*Data for this task:*
^^^^^^^^
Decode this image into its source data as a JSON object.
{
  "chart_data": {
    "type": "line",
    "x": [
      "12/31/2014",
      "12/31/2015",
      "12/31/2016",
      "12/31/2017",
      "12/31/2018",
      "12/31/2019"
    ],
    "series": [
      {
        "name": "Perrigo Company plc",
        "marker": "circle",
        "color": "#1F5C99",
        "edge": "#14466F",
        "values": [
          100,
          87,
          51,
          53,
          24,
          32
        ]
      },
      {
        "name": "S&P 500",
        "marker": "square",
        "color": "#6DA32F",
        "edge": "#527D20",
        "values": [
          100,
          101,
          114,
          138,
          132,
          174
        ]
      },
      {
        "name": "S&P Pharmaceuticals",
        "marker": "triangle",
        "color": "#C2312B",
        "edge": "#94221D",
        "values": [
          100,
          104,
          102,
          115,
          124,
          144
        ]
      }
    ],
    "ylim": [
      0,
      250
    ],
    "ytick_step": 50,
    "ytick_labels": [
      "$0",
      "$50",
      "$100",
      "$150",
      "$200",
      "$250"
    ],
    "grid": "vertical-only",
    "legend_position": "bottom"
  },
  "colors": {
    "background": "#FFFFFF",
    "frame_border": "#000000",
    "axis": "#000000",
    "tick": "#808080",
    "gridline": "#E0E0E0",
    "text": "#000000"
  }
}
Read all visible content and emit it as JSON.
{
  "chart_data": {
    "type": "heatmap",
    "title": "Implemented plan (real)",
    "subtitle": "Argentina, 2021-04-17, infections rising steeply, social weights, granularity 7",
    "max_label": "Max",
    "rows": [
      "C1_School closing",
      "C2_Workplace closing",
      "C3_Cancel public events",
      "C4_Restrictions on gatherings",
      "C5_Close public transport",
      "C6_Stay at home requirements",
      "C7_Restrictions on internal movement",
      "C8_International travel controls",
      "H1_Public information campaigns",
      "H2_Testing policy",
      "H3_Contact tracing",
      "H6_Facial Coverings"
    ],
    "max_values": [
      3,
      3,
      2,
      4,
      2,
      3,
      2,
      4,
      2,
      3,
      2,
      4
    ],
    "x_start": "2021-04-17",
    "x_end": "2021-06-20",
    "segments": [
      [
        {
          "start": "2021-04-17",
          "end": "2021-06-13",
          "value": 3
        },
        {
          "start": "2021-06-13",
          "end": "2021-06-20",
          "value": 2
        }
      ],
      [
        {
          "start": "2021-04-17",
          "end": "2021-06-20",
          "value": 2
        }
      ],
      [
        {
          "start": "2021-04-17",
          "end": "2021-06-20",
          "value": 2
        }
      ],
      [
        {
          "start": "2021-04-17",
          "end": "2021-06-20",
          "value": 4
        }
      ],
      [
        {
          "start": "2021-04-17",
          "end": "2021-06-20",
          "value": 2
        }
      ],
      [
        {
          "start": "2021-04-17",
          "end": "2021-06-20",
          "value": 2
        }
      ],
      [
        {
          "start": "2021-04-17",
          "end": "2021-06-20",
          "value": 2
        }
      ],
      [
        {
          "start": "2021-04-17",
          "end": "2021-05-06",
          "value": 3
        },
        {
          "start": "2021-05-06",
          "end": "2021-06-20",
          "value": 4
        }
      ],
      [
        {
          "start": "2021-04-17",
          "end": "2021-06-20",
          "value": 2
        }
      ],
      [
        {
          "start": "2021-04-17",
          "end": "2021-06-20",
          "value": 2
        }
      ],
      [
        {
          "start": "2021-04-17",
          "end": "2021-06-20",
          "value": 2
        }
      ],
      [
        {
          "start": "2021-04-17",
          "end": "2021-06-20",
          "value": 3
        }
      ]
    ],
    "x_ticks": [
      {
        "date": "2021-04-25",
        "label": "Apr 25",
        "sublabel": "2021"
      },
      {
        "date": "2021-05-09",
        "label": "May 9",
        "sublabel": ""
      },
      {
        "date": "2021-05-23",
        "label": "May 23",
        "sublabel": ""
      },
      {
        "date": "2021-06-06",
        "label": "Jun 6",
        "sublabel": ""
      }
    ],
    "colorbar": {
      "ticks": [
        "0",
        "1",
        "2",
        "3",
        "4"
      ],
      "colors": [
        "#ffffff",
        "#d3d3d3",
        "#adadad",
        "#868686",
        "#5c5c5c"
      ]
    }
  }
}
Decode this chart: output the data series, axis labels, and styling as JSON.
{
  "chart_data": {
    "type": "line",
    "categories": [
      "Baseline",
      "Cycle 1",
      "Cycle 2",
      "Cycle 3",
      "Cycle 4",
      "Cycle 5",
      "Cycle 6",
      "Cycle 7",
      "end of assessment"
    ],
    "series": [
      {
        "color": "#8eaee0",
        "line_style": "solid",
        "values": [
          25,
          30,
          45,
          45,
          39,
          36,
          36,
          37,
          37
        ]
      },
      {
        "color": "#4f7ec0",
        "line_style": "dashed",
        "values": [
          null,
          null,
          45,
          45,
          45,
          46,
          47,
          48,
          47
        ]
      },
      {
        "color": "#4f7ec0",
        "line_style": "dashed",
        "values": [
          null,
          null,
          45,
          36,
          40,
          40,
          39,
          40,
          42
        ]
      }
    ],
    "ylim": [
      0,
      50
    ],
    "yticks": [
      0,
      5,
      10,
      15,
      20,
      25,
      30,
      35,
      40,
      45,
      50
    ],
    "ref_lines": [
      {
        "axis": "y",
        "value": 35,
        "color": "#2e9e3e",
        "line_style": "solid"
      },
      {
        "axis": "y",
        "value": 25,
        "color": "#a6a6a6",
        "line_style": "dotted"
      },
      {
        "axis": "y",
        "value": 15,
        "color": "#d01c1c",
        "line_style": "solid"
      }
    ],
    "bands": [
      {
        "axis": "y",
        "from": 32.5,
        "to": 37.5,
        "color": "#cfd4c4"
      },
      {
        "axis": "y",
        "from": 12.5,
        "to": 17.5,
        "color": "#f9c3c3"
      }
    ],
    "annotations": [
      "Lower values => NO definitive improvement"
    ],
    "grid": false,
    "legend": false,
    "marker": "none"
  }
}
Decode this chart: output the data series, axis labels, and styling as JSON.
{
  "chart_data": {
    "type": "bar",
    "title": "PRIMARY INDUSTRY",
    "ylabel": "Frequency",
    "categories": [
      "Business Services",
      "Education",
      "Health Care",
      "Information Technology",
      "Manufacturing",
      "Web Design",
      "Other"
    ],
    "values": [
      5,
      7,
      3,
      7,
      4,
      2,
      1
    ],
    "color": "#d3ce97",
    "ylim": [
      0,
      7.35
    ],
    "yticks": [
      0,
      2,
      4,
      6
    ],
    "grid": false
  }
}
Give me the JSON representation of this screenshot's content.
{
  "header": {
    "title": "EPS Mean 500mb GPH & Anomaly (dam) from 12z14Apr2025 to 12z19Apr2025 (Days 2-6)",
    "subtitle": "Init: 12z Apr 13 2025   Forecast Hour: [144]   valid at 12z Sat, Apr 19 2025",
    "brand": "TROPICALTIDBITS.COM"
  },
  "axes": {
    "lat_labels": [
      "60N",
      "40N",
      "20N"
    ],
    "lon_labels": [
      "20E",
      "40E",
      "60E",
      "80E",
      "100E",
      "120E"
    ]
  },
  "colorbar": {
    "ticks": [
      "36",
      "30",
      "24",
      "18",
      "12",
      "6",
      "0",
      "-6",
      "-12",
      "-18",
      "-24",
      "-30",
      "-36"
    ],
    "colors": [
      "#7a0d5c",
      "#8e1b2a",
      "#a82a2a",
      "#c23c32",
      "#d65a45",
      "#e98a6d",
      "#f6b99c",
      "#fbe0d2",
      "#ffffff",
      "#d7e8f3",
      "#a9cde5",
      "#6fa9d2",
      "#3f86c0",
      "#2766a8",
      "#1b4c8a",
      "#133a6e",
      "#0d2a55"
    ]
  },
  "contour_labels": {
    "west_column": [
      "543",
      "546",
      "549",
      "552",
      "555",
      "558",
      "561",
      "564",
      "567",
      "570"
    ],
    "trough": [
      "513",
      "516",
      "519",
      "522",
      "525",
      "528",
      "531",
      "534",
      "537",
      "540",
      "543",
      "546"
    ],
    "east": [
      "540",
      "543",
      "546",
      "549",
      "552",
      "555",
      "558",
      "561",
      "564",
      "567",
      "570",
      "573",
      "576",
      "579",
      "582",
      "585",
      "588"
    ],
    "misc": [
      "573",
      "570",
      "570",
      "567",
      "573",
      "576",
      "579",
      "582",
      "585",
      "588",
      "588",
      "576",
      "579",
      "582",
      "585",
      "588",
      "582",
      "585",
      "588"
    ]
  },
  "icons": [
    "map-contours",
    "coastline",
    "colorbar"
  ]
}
^^^^^^^^
*What is required:*
State the number of lines in this listing that contain the string "from", and add nothing else.

*Final result:*
3